### The task
Provide only the number of lines in the records below that include "time".

[Entries taken from a collection]

# # # #

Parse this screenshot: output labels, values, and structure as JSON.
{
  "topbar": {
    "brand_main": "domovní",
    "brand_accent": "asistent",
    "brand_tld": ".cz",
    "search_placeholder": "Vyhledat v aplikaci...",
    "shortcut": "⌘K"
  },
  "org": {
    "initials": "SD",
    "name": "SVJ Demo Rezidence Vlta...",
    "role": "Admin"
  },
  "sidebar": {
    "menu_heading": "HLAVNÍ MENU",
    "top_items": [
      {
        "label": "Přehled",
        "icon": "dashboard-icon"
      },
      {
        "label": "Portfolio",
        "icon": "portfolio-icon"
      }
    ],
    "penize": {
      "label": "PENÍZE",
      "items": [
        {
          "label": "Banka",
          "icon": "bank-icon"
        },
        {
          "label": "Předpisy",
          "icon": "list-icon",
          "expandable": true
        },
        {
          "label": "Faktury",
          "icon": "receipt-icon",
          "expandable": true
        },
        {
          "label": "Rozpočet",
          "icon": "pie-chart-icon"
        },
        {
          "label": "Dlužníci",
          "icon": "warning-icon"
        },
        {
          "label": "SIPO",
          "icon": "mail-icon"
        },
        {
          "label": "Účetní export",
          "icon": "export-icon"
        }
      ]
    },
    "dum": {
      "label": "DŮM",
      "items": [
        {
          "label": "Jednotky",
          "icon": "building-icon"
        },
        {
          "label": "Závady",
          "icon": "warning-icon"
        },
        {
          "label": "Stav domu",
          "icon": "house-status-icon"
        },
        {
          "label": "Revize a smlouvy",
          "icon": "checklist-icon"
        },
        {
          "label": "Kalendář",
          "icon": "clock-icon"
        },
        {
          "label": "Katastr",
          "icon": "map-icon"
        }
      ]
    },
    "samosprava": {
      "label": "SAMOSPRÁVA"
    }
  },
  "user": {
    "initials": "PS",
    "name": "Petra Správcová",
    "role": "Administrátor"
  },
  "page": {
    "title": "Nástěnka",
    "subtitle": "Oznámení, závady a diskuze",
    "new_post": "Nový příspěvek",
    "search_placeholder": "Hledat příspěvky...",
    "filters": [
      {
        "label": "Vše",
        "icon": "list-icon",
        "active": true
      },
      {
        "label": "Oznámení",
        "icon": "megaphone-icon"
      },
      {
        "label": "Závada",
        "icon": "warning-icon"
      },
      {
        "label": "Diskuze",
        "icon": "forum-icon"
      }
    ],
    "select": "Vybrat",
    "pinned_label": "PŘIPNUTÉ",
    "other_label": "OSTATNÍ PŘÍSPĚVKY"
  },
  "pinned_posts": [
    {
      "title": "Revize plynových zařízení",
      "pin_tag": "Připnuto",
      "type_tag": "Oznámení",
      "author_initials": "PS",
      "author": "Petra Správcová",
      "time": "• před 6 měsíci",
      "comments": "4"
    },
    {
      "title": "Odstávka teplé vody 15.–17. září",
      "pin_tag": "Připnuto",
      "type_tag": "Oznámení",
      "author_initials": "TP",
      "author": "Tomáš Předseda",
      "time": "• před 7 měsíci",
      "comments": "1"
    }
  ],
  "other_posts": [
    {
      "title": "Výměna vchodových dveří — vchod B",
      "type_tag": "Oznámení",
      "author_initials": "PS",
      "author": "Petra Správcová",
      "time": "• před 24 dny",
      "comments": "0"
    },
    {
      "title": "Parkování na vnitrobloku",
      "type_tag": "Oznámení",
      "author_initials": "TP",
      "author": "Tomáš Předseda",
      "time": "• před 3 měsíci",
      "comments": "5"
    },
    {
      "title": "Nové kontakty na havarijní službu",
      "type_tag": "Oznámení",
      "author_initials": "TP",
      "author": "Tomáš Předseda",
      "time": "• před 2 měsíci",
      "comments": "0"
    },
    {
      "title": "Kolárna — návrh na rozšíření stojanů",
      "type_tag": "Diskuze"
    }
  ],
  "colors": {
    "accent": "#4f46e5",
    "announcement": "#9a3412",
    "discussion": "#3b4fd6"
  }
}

# # # #

### Task answer
5